What you should do -> Pick out each line containing the string "this" and copy it.
— START OF Data records —
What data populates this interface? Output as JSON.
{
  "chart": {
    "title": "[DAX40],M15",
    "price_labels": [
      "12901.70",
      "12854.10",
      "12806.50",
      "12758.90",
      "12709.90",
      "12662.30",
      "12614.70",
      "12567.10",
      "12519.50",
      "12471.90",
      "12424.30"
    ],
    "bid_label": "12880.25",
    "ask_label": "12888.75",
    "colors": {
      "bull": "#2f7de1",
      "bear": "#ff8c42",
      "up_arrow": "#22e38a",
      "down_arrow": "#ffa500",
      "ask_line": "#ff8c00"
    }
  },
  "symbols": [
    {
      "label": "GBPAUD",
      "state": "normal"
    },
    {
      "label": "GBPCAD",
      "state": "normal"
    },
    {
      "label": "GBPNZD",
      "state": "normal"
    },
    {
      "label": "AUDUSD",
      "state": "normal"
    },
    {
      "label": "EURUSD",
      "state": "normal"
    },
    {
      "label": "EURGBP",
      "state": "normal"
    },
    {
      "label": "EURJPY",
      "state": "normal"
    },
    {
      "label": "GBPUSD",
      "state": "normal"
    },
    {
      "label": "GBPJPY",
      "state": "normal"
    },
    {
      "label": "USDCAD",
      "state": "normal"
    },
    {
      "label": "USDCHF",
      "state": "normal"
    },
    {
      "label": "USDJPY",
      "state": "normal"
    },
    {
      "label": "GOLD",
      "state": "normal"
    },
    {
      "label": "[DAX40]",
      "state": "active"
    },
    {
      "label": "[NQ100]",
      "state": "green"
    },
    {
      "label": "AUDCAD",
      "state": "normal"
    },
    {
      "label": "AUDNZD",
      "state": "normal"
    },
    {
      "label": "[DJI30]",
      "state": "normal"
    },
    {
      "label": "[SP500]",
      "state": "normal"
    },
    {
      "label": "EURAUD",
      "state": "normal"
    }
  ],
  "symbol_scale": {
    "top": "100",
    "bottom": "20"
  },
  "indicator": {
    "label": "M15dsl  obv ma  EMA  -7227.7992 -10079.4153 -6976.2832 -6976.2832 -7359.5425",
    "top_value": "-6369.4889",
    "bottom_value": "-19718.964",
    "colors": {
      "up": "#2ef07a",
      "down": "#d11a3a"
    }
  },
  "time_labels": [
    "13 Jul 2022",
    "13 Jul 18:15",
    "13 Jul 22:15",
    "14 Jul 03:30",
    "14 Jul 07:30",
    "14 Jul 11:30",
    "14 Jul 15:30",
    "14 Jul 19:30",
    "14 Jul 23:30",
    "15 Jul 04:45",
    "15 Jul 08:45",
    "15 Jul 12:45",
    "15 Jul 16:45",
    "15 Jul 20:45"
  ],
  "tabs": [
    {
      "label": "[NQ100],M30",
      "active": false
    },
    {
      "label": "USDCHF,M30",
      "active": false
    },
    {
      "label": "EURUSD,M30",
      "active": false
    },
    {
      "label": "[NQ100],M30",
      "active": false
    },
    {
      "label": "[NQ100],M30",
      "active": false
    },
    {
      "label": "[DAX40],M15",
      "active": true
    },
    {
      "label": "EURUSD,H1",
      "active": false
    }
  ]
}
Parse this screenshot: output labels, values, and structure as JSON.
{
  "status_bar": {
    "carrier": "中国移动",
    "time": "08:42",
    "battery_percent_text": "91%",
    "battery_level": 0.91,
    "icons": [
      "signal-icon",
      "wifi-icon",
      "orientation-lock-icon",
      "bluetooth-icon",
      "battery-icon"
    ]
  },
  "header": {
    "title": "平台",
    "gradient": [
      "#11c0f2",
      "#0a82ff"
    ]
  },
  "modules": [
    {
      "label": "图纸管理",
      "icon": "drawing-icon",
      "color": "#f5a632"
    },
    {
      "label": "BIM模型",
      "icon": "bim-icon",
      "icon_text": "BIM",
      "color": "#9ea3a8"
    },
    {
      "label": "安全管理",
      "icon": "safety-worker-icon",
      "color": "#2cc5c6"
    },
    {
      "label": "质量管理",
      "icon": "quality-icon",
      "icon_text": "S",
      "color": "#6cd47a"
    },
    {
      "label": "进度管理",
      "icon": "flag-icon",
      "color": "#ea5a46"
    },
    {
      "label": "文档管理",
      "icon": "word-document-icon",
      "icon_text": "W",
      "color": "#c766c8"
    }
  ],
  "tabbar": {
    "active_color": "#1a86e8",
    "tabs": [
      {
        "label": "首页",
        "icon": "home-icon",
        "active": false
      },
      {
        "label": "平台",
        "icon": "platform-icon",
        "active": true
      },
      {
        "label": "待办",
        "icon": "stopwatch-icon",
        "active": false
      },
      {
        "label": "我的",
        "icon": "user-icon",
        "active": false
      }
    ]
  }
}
— END OF Data records —
Result of the task ->
What data populates this interface? Output as JSON.
Parse this screenshot: output labels, values, and structure as JSON.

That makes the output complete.